• _What you need to do_:
State how many lines of the records contain the string "opened", with case taken into account, and give only that number.
━━━ Extracted material
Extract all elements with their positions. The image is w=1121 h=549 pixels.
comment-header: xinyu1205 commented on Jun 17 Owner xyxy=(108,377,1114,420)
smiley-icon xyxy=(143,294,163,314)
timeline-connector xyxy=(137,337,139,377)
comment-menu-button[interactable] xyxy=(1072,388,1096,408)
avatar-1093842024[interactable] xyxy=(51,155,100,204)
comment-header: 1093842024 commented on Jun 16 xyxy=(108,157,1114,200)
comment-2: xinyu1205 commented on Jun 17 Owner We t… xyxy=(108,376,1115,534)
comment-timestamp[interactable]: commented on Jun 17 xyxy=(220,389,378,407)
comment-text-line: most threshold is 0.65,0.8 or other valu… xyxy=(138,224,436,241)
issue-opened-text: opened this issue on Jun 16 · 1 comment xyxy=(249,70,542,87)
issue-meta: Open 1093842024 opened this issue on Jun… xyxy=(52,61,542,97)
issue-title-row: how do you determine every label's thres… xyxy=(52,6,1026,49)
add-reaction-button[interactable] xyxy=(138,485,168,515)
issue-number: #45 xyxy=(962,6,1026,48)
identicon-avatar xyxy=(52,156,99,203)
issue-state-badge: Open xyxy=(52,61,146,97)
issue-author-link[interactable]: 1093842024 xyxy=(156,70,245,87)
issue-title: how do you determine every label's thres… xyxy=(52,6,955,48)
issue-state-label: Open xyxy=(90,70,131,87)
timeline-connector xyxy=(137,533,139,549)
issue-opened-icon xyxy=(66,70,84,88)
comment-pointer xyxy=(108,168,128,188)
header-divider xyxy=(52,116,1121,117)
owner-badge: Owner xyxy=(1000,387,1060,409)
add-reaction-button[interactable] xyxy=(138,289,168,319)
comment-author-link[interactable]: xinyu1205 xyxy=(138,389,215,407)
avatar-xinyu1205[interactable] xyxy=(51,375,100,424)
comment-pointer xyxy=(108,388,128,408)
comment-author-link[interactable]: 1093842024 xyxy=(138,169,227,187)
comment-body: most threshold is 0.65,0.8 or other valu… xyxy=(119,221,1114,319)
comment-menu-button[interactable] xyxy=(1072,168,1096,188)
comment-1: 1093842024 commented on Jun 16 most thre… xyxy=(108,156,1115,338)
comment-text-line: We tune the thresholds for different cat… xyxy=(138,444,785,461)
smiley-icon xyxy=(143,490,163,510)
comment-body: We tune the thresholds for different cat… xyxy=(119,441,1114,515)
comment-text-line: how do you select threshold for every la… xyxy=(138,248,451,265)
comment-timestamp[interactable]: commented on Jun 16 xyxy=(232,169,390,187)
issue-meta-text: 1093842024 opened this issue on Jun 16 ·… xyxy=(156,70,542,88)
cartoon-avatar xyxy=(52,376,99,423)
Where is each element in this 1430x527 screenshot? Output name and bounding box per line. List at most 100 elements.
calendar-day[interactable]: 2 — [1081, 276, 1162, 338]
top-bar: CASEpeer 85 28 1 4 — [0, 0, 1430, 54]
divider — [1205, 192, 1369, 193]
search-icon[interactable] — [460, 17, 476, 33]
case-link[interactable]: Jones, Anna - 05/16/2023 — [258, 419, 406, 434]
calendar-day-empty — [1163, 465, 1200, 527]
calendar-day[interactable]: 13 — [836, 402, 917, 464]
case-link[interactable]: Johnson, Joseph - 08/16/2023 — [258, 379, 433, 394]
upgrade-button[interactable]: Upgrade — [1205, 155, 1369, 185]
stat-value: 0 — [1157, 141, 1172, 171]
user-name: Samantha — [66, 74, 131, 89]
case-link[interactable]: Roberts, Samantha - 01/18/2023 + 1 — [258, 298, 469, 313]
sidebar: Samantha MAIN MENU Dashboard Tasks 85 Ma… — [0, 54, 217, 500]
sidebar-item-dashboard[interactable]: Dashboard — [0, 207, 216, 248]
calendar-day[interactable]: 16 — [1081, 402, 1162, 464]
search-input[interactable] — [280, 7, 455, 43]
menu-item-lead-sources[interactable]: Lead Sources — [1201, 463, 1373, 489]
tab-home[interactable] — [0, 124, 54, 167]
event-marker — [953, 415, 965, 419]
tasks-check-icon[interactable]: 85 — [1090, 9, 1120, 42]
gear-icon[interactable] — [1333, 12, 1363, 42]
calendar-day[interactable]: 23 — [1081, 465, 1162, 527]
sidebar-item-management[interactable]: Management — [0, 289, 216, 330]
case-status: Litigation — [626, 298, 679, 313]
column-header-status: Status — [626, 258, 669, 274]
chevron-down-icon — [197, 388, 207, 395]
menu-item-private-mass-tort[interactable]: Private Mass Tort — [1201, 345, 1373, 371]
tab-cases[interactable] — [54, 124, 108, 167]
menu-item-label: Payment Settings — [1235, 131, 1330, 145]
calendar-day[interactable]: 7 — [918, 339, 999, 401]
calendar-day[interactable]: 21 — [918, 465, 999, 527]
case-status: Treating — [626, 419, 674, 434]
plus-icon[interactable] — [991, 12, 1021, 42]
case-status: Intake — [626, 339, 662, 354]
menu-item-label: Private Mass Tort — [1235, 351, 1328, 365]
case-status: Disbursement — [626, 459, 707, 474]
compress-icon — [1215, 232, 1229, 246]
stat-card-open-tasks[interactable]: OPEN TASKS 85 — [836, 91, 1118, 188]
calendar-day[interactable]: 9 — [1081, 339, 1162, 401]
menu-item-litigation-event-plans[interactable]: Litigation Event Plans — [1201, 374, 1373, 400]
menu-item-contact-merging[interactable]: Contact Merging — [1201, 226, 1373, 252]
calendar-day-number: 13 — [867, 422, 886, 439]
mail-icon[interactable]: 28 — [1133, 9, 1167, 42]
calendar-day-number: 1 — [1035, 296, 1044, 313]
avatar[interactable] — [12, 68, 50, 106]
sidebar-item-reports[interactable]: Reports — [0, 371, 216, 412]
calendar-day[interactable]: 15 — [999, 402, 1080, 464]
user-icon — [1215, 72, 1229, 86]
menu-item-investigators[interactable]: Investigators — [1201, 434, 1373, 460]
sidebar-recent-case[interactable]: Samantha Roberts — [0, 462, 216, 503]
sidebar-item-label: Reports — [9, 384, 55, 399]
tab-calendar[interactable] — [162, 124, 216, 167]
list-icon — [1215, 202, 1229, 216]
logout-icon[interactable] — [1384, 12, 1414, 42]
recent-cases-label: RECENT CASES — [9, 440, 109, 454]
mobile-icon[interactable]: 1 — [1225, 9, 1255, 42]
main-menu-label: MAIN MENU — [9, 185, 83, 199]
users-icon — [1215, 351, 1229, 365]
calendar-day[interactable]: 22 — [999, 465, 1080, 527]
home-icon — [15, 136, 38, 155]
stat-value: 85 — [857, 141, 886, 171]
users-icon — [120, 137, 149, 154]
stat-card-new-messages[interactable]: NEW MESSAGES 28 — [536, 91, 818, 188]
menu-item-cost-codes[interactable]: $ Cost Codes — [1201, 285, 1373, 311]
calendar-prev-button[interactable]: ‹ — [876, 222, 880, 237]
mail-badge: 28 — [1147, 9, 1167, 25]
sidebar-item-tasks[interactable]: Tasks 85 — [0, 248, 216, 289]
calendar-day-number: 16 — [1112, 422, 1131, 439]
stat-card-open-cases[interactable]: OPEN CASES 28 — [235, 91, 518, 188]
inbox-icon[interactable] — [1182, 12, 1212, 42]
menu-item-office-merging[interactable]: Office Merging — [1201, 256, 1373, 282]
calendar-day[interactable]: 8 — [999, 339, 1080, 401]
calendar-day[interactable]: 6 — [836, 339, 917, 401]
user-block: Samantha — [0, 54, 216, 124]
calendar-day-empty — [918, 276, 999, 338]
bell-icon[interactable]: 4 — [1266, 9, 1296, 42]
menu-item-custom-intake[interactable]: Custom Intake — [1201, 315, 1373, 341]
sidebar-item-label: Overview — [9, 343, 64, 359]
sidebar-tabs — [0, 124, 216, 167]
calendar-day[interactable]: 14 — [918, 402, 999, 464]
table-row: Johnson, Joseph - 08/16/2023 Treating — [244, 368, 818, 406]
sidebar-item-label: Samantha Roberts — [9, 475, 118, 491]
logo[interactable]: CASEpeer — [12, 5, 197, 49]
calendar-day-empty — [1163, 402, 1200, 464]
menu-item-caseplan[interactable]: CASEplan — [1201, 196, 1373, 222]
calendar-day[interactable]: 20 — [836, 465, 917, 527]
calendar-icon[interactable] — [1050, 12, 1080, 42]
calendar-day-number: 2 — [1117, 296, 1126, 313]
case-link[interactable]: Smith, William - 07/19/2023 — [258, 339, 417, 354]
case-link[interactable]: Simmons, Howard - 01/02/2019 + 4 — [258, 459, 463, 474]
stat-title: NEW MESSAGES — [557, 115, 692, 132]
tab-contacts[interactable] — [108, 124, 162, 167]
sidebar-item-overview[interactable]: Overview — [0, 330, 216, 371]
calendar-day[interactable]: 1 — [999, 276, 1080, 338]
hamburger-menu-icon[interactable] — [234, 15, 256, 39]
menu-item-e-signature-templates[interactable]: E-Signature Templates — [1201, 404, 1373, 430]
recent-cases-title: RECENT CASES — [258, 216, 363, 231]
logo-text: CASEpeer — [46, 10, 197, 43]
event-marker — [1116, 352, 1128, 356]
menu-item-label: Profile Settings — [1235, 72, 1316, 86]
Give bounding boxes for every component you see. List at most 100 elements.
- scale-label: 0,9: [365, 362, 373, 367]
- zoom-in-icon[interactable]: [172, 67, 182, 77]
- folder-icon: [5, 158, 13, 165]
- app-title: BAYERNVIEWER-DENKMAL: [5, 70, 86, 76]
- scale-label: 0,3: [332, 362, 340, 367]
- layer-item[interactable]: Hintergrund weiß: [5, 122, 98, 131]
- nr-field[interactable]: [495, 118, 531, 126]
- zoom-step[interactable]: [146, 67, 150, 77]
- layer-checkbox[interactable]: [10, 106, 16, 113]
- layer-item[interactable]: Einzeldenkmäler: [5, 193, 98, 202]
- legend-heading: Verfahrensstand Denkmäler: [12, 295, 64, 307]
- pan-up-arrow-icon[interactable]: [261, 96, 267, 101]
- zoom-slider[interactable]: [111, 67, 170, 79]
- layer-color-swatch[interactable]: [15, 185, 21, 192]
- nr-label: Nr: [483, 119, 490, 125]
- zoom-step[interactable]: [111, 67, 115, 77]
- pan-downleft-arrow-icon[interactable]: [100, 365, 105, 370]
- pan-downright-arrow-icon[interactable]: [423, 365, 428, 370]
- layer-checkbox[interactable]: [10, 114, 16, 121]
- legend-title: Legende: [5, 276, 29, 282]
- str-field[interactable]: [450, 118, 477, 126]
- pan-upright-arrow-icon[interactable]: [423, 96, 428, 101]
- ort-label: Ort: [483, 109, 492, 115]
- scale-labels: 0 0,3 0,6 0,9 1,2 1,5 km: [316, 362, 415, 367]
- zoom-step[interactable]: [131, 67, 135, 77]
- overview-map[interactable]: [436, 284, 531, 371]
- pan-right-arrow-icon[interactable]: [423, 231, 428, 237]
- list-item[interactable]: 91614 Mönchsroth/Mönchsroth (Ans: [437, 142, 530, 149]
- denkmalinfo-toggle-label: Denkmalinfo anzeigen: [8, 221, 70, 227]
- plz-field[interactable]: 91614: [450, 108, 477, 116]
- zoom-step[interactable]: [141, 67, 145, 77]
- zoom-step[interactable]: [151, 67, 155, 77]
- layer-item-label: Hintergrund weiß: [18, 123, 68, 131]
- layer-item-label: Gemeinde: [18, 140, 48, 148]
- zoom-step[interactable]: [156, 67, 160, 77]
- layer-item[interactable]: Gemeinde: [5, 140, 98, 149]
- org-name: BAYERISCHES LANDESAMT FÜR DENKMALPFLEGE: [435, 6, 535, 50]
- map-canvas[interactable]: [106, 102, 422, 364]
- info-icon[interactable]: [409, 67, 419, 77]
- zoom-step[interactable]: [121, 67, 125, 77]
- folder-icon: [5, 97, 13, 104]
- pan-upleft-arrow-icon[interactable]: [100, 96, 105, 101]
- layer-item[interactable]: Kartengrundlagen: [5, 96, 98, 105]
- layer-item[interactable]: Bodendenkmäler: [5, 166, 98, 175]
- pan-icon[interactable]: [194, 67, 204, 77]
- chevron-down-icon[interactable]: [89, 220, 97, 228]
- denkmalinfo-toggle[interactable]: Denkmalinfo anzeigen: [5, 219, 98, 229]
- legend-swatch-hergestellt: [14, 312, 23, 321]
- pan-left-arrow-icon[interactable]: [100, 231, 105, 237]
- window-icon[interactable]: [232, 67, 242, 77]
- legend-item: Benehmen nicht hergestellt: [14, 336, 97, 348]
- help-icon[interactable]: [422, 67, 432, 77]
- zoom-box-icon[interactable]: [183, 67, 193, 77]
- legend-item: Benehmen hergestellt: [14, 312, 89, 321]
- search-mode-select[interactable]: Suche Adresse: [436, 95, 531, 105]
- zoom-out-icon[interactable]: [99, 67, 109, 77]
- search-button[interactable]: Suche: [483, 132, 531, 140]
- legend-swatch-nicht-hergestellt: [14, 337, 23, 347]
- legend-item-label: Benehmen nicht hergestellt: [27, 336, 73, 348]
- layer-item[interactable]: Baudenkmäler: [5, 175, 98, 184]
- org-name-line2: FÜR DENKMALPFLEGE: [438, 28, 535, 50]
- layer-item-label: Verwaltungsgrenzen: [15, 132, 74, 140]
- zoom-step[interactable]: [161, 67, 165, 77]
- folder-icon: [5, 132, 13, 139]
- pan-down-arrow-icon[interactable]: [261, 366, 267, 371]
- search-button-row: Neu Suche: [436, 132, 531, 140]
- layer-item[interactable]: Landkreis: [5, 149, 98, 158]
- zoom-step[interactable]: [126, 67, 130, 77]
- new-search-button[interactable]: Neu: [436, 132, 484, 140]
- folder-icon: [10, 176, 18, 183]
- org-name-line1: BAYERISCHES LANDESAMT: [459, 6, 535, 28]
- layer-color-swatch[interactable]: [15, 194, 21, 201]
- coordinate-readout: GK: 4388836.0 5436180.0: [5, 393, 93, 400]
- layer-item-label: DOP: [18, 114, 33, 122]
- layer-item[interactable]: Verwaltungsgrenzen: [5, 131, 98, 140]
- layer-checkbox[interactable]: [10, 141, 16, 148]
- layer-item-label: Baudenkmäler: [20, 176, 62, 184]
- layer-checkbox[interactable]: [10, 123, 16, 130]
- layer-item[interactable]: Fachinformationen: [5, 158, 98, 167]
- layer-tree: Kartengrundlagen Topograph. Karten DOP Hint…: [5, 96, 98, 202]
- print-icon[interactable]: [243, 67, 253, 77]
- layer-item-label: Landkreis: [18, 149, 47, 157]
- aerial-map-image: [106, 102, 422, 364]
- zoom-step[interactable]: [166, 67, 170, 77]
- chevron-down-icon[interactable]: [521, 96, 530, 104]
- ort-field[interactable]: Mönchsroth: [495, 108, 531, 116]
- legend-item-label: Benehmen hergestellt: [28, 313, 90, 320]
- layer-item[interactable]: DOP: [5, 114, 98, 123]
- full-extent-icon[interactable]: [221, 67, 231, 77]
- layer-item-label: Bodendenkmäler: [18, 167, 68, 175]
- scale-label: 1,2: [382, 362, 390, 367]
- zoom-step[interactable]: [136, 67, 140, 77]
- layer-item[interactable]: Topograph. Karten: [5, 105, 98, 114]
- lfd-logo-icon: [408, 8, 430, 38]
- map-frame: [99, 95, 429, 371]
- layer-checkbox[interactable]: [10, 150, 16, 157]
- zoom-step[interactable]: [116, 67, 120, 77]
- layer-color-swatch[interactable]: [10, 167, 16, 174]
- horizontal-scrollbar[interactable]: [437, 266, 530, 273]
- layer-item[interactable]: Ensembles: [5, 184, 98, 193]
━━━━━━
• _Response below_:
4